WHAT IS REQUIRED:
Write out all of the entries that follow, word for word, but skip the pictures.
>> BEGIN DATA FOR THIS TASK
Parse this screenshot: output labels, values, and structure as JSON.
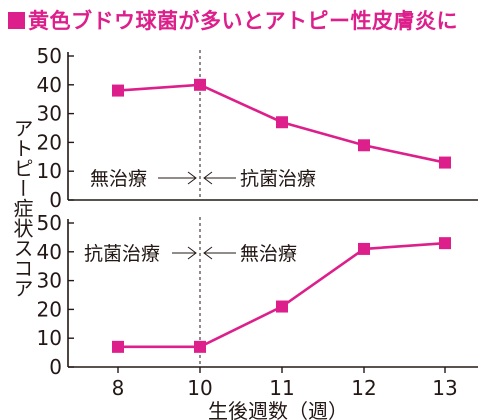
{
  "title": "黄色ブドウ球菌が多いとアトピー性皮膚炎に",
  "colors": {
    "accent": "#dd1f8b",
    "ink": "#231815"
  },
  "chart_data": [
    {
      "type": "line",
      "x": [
        8,
        10,
        11,
        12,
        13
      ],
      "series": [
        {
          "values": [
            38,
            40,
            27,
            19,
            13
          ]
        }
      ],
      "yticks": [
        0,
        10,
        20,
        30,
        40,
        50
      ],
      "ylim": [
        0,
        50
      ],
      "annotations": {
        "left": "無治療",
        "right": "抗菌治療"
      }
    },
    {
      "type": "line",
      "x": [
        8,
        10,
        11,
        12,
        13
      ],
      "series": [
        {
          "values": [
            7,
            7,
            21,
            41,
            43
          ]
        }
      ],
      "yticks": [
        0,
        10,
        20,
        30,
        40,
        50
      ],
      "ylim": [
        0,
        50
      ],
      "annotations": {
        "left": "抗菌治療",
        "right": "無治療"
      }
    }
  ],
  "xticks": [
    "8",
    "10",
    "11",
    "12",
    "13"
  ],
  "xlabel": "生後週数（週）",
  "ylabel": "アトピー症状スコア"
}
>> END DATA FOR THIS TASK
TASK RESULT:
Parse this screenshot: output labels, values, and structure as JSON.
{
  "title": "黄色ブドウ球菌が多いとアトピー性皮膚炎に",
  "colors": {
    "accent": "#dd1f8b",
    "ink": "#231815"
  },
  "chart_data": [
    {
      "type": "line",
      "x": [
        8,
        10,
        11,
        12,
        13
      ],
      "series": [
        {
          "values": [
            38,
            40,
            27,
            19,
            13
          ]
        }
      ],
      "yticks": [
        0,
        10,
        20,
        30,
        40,
        50
      ],
      "ylim": [
        0,
        50
      ],
      "annotations": {
        "left": "無治療",
        "right": "抗菌治療"
      }
    },
    {
      "type": "line",
      "x": [
        8,
        10,
        11,
        12,
        13
      ],
      "series": [
        {
          "values": [
            7,
            7,
            21,
            41,
            43
          ]
        }
      ],
      "yticks": [
        0,
        10,
        20,
        30,
        40,
        50
      ],
      "ylim": [
        0,
        50
      ],
      "annotations": {
        "left": "抗菌治療",
        "right": "無治療"
      }
    }
  ],
  "xticks": [
    "8",
    "10",
    "11",
    "12",
    "13"
  ],
  "xlabel": "生後週数（週）",
  "ylabel": "アトピー症状スコア"
}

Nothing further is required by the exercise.